— Aufgabe —
Setzen Sie den Lesetext über das verkrampfte Treffen im Kino nach seinem letzten Satz fort.

— Lesetext —
========================

Wir setzen uns auf die
Räder und führen während der Fahrt eine gezwungen lockere Unterhaltung. Im Kino
angekommen bietet er mir selbstgedörrtes Obst aus einer Mehrzweckdose an. Auch
das ist ok, ja, nett sogar. Aber alles riecht ein bißchen muffig und ich fühle
mich komisch mit der erzwungenen Nähe des Kino-Doppelsitzes.
Nach dem Film
gehen wir spazieren und kurzzeitig hoffe ich, dass es nun lockerer wird. Aber
er redet in einem wahnsinnigen Tempo und wirkt unglaublich viel steifer als in
seinen Emails. Es ist nicht so sehr, was er sagt, sondern wie er es sagt.

========================

— Datenabschnitt —
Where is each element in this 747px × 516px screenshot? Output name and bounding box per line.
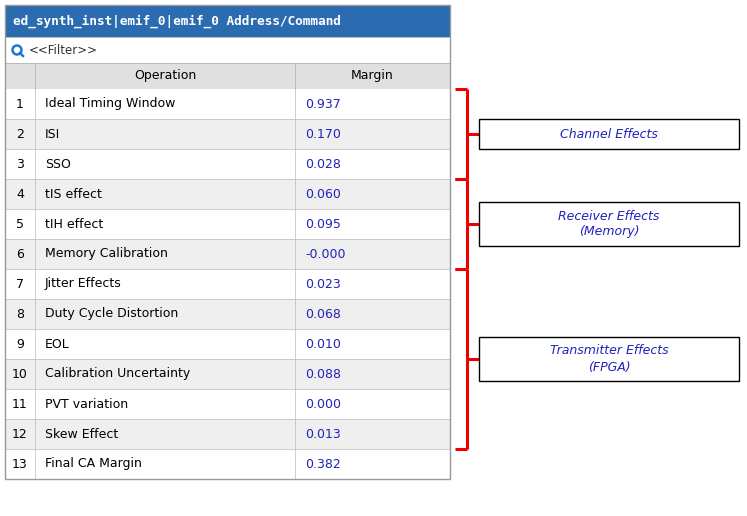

========================

— Ergebnis —
Jede
seiner Bewegungen hat etwas aufgesetztes, comedianhaftes. Wir machen in einer
Bar halt. Er redet und ich kann seine Lippen wegen des Vollbarts kaum sehen,
nach jedem Schluck wischt er sich mit der überzogenen Gestik einer Cartoonfigur
den Bierschaum aus dem Bart.
Ich weiß, dass ich ihn niemals küssen möchte.
Irgendwann
traue ich mich, die Verabschiedung einzuleiten. Thomas sagt, er freue sich auf
ein Wiedersehen. Zu Hause angekommen schreibe ich ihm eine nette, aber klare
Absage zu weiteren Treffen und falle ins Bett, vollkommen verwirrt und
unsicherer als je zuvor.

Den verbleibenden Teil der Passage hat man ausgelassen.